Problem statement: Spot each line in the records below where the word "работу" occurs, then copy it.

Material:
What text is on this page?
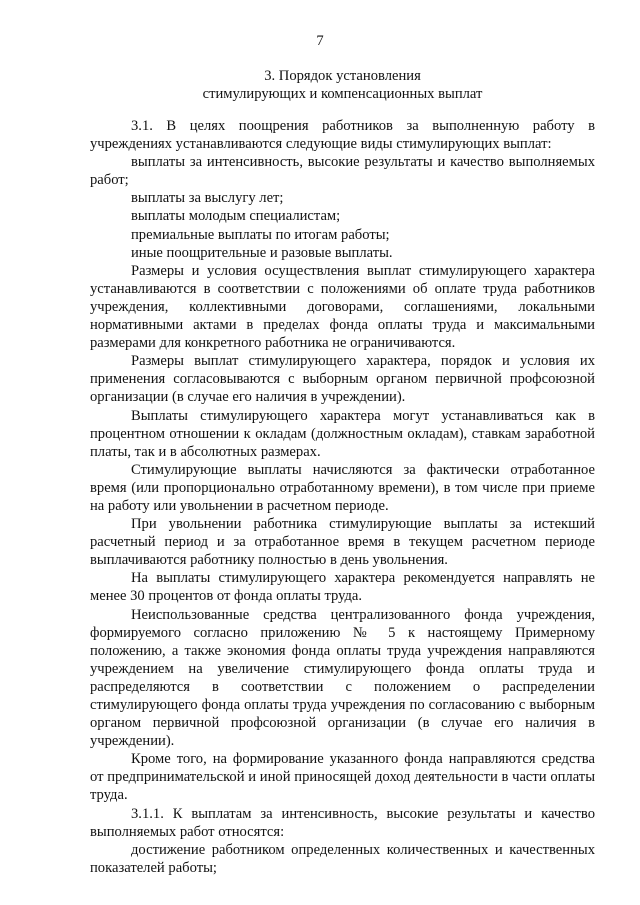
7
3. Порядок установления
стимулирующих и компенсационных выплат

3.1. В целях поощрения работников за выполненную работу в учреждениях устанавливаются следующие виды стимулирующих выплат:

выплаты за интенсивность, высокие результаты и качество выполняемых работ;

выплаты за выслугу лет;

выплаты молодым специалистам;

премиальные выплаты по итогам работы;

иные поощрительные и разовые выплаты.

Размеры и условия осуществления выплат стимулирующего характера устанавливаются в соответствии с положениями об оплате труда работников учреждения, коллективными договорами, соглашениями, локальными нормативными актами в пределах фонда оплаты труда и максимальными размерами для конкретного работника не ограничиваются.

Размеры выплат стимулирующего характера, порядок и условия их применения согласовываются с выборным органом первичной профсоюзной организации (в случае его наличия в учреждении).

Выплаты стимулирующего характера могут устанавливаться как в процентном отношении к окладам (должностным окладам), ставкам заработной платы, так и в абсолютных размерах.

Стимулирующие выплаты начисляются за фактически отработанное время (или пропорционально отработанному времени), в том числе при приеме на работу или увольнении в расчетном периоде.

При увольнении работника стимулирующие выплаты за истекший расчетный период и за отработанное время в текущем расчетном периоде выплачиваются работнику полностью в день увольнения.

На выплаты стимулирующего характера рекомендуется направлять не менее 30 процентов от фонда оплаты труда.

Неиспользованные средства централизованного фонда учреждения, формируемого согласно приложению № 5 к настоящему Примерному положению, а также экономия фонда оплаты труда учреждения направляются учреждением на увеличение стимулирующего фонда оплаты труда и распределяются в соответствии с положением о распределении стимулирующего фонда оплаты труда учреждения по согласованию с выборным органом первичной профсоюзной организации (в случае его наличия в учреждении).

Кроме того, на формирование указанного фонда направляются средства от предпринимательской и иной приносящей доход деятельности в части оплаты труда.

3.1.1. К выплатам за интенсивность, высокие результаты и качество выполняемых работ относятся:

достижение работником определенных количественных и качественных показателей работы;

Worked answer:
3.1. В целях поощрения работников за выполненную работу в учреждениях устанавливаются следующие виды стимулирующих выплат:
Стимулирующие выплаты начисляются за фактически отработанное время (или пропорционально отработанному времени), в том числе при приеме на работу или увольнении в расчетном периоде.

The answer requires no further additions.